| 原文 |
----

出殡那天晚上,我做了一个梦。父亲穿着藏蓝色的中山装,戴着前进帽回家了,这是我小时候他常有的装扮。我招呼父亲吃饭,他像平日那样坐在客厅的原木椅子上抽烟,似乎并不知道自己已经死了。我心里堵得难受,安顿家里人别告诉父亲真相。又似乎觉得父亲真的没有死,他是去了外地一段时间刚回来,之前埋葬的那位只是个和他相似的人而已。我于是抱着父亲痛哭,我的父亲终于回来了,他安然无恙。

梦醒之后,深夜里再难入睡。

有近两年的时间,我常常梦到父亲,每次都是类似的梦,每次都在梦中哭醒。我终于知道,自己是多么不能接受父亲离世这个事实。有一次在路边停车,车前面有个消瘦的老人,背影和父亲像极了,我盯着那个背影,眼泪却忍不住的往下掉。几年来,无数次想提笔写写我的父亲,却是无论如何不知如何下笔的。放下了痛苦之后,便是怀念。老父亲昔日的音容笑貌,在我的记忆里愈发地清晰了起来。

----

| 所示数据 |
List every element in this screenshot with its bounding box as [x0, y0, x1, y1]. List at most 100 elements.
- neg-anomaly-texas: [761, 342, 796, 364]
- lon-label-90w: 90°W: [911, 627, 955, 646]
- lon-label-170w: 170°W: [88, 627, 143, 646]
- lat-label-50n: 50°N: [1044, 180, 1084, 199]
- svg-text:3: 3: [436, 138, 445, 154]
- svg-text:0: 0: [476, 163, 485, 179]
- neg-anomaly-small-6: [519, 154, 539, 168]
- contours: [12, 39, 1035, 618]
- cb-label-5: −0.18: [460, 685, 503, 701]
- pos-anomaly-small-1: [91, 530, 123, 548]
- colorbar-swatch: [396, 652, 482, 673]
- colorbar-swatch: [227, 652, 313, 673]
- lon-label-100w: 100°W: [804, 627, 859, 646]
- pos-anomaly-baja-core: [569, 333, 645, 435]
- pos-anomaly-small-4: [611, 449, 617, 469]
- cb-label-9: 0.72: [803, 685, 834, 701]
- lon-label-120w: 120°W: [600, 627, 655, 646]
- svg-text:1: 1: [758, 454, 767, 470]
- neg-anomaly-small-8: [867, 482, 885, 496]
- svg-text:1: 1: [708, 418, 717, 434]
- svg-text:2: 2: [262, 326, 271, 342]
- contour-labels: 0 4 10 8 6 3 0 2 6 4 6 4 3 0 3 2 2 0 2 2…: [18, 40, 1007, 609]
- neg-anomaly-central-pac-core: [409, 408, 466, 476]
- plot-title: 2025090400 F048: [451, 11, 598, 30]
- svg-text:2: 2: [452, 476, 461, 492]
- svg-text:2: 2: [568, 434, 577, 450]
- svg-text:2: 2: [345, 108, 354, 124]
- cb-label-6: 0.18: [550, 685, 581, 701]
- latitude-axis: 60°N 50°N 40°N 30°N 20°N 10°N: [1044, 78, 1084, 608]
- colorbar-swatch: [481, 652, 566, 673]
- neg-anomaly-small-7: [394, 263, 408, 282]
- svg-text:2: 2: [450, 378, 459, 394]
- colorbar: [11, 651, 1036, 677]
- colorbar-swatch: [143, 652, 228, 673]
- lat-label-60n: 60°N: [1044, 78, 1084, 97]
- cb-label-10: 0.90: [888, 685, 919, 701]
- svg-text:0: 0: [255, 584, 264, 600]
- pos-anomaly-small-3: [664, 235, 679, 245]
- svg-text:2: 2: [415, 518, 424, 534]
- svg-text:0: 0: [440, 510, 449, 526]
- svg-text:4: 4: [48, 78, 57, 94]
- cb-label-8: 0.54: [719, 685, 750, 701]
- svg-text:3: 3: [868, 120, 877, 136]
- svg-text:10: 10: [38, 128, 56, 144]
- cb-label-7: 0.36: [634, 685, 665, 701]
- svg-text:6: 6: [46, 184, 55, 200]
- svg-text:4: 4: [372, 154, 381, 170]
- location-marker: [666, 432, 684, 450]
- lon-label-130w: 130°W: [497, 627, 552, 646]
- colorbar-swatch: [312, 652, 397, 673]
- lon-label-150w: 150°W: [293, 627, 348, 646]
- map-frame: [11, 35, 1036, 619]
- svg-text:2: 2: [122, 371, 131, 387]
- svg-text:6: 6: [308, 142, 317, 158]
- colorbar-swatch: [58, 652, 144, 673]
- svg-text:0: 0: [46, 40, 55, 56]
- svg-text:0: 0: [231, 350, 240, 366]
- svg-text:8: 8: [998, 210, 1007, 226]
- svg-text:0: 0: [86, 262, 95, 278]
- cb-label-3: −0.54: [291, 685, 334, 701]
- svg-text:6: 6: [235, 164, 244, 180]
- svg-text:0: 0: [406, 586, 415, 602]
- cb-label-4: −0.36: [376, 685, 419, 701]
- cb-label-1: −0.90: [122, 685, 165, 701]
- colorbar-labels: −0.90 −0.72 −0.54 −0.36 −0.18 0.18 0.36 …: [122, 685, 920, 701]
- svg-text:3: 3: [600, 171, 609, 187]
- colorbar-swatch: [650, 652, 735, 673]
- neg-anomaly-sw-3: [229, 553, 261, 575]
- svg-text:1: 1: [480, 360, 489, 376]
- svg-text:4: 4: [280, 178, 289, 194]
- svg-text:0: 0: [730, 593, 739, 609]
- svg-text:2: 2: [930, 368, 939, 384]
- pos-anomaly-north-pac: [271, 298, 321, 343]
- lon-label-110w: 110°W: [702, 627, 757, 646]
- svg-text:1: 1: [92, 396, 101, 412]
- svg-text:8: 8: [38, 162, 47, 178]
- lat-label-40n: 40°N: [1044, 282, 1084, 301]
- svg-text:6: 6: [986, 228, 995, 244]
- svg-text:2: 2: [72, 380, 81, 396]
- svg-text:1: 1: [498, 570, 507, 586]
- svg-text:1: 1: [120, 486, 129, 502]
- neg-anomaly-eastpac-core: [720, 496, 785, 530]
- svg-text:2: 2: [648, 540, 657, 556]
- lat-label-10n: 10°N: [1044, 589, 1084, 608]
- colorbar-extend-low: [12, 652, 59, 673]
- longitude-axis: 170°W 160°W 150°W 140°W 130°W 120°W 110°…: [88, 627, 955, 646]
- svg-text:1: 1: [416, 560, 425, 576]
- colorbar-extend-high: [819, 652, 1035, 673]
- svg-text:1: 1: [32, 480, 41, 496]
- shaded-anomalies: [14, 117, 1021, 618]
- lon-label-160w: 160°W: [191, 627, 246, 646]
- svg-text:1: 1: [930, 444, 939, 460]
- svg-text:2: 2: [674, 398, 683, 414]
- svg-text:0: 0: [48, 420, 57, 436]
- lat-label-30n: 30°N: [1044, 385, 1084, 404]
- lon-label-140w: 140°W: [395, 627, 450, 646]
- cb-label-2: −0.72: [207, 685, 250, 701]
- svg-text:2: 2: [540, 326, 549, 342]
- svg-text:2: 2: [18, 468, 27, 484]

----

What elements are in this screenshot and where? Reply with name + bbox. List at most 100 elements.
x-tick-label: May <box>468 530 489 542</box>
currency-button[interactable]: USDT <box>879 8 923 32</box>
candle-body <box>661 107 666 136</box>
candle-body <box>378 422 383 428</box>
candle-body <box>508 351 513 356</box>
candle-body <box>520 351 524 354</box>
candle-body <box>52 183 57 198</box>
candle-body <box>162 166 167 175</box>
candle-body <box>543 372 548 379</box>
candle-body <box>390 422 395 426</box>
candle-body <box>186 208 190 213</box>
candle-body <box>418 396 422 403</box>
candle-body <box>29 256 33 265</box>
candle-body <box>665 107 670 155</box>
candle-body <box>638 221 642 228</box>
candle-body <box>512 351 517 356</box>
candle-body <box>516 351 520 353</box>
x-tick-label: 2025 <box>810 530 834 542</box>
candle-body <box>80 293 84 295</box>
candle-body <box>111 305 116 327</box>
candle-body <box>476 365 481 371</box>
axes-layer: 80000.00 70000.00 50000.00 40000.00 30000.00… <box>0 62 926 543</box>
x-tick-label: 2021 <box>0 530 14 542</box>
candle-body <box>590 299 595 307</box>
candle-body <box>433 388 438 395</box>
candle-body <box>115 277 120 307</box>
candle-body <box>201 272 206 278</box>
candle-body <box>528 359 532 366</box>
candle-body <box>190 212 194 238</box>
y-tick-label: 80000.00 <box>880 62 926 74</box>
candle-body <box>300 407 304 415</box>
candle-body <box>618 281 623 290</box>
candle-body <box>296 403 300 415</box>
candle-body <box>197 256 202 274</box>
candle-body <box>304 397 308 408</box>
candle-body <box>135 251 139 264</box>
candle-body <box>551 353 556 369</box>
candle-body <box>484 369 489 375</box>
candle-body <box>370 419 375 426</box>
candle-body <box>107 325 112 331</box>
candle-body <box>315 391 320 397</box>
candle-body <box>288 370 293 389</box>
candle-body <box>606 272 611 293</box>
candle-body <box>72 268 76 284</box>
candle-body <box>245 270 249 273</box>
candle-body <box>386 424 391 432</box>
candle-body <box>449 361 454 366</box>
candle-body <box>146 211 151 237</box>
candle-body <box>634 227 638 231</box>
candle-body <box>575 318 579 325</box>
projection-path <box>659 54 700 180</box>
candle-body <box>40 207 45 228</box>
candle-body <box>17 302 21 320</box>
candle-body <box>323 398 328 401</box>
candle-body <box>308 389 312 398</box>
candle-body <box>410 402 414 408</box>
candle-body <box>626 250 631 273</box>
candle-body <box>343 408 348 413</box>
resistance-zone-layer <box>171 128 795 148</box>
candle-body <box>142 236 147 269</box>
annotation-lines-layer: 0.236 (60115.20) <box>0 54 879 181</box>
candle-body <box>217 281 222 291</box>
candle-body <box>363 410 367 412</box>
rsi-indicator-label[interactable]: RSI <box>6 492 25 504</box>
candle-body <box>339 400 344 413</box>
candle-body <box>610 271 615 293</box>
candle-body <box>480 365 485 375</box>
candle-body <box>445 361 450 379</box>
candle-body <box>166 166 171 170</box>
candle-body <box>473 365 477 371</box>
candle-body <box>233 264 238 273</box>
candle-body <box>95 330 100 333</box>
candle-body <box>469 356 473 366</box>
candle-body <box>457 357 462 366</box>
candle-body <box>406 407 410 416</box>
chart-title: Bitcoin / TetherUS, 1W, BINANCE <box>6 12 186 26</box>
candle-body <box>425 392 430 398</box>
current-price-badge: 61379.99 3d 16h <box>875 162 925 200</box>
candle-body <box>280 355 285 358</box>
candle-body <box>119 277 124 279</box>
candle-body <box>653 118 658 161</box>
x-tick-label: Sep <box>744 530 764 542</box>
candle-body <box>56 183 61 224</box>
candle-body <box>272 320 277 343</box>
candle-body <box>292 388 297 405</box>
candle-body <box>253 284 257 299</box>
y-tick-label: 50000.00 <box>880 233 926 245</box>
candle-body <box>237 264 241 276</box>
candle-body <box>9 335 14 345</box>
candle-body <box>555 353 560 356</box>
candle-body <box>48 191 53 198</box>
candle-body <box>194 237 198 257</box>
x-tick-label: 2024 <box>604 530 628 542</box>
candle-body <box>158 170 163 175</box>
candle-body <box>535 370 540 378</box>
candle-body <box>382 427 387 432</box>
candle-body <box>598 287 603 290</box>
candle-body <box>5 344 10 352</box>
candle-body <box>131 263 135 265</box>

----

| 任务清单 |
A. 从原文中原样引用一段:从含有"梦醒之后,深夜里再难入睡。"的地方开始,到"我的记忆里愈发地清晰了起来。"结束。
B. 据原文,梦里父亲坐在哪里抽烟?
作答时只依据原文,不参考上面的各行。

| 答案一览 |
A.
梦醒之后,深夜里再难入睡。

有近两年的时间,我常常梦到父亲,每次都是类似的梦,每次都在梦中哭醒。我终于知道,自己是多么不能接受父亲离世这个事实。有一次在路边停车,车前面有个消瘦的老人,背影和父亲像极了,我盯着那个背影,眼泪却忍不住的往下掉。几年来,无数次想提笔写写我的父亲,却是无论如何不知如何下笔的。放下了痛苦之后,便是怀念。老父亲昔日的音容笑貌,在我的记忆里愈发地清晰了起来。

B. 客厅的原木椅子上。